**EXERCISE MATERIAL**
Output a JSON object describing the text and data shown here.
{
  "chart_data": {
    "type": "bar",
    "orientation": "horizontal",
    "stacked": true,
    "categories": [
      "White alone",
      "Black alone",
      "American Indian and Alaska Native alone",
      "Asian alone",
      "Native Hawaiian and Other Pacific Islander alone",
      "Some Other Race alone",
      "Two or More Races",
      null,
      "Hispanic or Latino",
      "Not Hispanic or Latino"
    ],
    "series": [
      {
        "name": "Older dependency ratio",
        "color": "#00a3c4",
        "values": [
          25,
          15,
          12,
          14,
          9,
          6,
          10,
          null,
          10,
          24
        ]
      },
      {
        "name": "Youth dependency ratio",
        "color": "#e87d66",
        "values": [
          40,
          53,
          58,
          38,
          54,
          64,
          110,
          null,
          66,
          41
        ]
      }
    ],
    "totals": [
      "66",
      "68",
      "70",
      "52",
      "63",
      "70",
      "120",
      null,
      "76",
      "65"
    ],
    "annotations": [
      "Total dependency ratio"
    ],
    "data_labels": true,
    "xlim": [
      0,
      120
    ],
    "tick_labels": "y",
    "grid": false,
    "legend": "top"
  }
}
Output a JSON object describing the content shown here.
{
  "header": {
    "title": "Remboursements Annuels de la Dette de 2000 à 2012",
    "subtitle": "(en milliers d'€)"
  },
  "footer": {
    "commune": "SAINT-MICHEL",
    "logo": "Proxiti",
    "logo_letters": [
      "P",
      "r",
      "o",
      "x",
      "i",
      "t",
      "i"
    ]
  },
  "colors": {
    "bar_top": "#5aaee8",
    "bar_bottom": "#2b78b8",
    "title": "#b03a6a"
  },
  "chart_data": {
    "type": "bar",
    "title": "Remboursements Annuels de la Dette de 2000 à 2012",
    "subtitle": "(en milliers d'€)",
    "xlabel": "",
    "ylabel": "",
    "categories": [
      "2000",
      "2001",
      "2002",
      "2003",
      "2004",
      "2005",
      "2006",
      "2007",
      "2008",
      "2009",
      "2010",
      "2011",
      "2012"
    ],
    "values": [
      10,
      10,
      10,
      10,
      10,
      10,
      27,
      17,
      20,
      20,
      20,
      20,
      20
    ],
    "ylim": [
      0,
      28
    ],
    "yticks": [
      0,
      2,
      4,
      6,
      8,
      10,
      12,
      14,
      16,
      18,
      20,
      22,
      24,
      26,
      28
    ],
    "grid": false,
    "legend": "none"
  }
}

**DIRECTIVE**
Write out every entry again exactly, please, with nothing missing.

**RESPONSE TO THIS TASK**
Output a JSON object describing the text and data shown here.
{
  "chart_data": {
    "type": "bar",
    "orientation": "horizontal",
    "stacked": true,
    "categories": [
      "White alone",
      "Black alone",
      "American Indian and Alaska Native alone",
      "Asian alone",
      "Native Hawaiian and Other Pacific Islander alone",
      "Some Other Race alone",
      "Two or More Races",
      null,
      "Hispanic or Latino",
      "Not Hispanic or Latino"
    ],
    "series": [
      {
        "name": "Older dependency ratio",
        "color": "#00a3c4",
        "values": [
          25,
          15,
          12,
          14,
          9,
          6,
          10,
          null,
          10,
          24
        ]
      },
      {
        "name": "Youth dependency ratio",
        "color": "#e87d66",
        "values": [
          40,
          53,
          58,
          38,
          54,
          64,
          110,
          null,
          66,
          41
        ]
      }
    ],
    "totals": [
      "66",
      "68",
      "70",
      "52",
      "63",
      "70",
      "120",
      null,
      "76",
      "65"
    ],
    "annotations": [
      "Total dependency ratio"
    ],
    "data_labels": true,
    "xlim": [
      0,
      120
    ],
    "tick_labels": "y",
    "grid": false,
    "legend": "top"
  }
}
Output a JSON object describing the content shown here.
{
  "header": {
    "title": "Remboursements Annuels de la Dette de 2000 à 2012",
    "subtitle": "(en milliers d'€)"
  },
  "footer": {
    "commune": "SAINT-MICHEL",
    "logo": "Proxiti",
    "logo_letters": [
      "P",
      "r",
      "o",
      "x",
      "i",
      "t",
      "i"
    ]
  },
  "colors": {
    "bar_top": "#5aaee8",
    "bar_bottom": "#2b78b8",
    "title": "#b03a6a"
  },
  "chart_data": {
    "type": "bar",
    "title": "Remboursements Annuels de la Dette de 2000 à 2012",
    "subtitle": "(en milliers d'€)",
    "xlabel": "",
    "ylabel": "",
    "categories": [
      "2000",
      "2001",
      "2002",
      "2003",
      "2004",
      "2005",
      "2006",
      "2007",
      "2008",
      "2009",
      "2010",
      "2011",
      "2012"
    ],
    "values": [
      10,
      10,
      10,
      10,
      10,
      10,
      27,
      17,
      20,
      20,
      20,
      20,
      20
    ],
    "ylim": [
      0,
      28
    ],
    "yticks": [
      0,
      2,
      4,
      6,
      8,
      10,
      12,
      14,
      16,
      18,
      20,
      22,
      24,
      26,
      28
    ],
    "grid": false,
    "legend": "none"
  }
}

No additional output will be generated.